##### Data to process
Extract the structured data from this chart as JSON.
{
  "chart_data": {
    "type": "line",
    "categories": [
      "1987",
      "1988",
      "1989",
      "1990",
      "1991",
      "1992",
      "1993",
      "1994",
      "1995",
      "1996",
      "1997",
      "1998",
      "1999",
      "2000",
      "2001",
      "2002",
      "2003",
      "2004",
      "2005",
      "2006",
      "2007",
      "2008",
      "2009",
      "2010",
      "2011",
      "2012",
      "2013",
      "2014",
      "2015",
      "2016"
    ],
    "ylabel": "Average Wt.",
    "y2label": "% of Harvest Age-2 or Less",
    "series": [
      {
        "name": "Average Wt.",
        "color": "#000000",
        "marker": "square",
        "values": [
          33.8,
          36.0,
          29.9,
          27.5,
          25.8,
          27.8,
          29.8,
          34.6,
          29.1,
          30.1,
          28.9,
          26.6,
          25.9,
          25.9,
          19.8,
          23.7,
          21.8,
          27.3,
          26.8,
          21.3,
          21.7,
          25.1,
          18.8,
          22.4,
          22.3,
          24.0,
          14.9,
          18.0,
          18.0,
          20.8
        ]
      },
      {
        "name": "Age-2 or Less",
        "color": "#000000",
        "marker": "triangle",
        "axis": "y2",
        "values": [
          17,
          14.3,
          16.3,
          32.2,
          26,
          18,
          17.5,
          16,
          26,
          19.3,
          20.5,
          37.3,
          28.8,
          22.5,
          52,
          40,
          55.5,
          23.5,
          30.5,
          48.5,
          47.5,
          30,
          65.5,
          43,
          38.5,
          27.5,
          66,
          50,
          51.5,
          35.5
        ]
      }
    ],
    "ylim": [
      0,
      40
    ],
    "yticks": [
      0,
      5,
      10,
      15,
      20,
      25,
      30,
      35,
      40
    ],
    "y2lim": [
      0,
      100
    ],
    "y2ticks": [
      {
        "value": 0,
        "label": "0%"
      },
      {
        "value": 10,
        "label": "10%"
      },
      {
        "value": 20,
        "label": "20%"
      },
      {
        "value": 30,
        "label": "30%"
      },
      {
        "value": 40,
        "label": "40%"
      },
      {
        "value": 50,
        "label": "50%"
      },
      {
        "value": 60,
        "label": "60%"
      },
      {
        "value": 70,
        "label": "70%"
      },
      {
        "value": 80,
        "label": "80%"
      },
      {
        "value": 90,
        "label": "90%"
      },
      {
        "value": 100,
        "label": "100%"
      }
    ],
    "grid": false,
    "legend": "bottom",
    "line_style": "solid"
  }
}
##########
Work required: Scan the material above. Return every line containing the string "Less".

Correct response:
    "y2label": "% of Harvest Age-2 or Less",
        "name": "Age-2 or Less",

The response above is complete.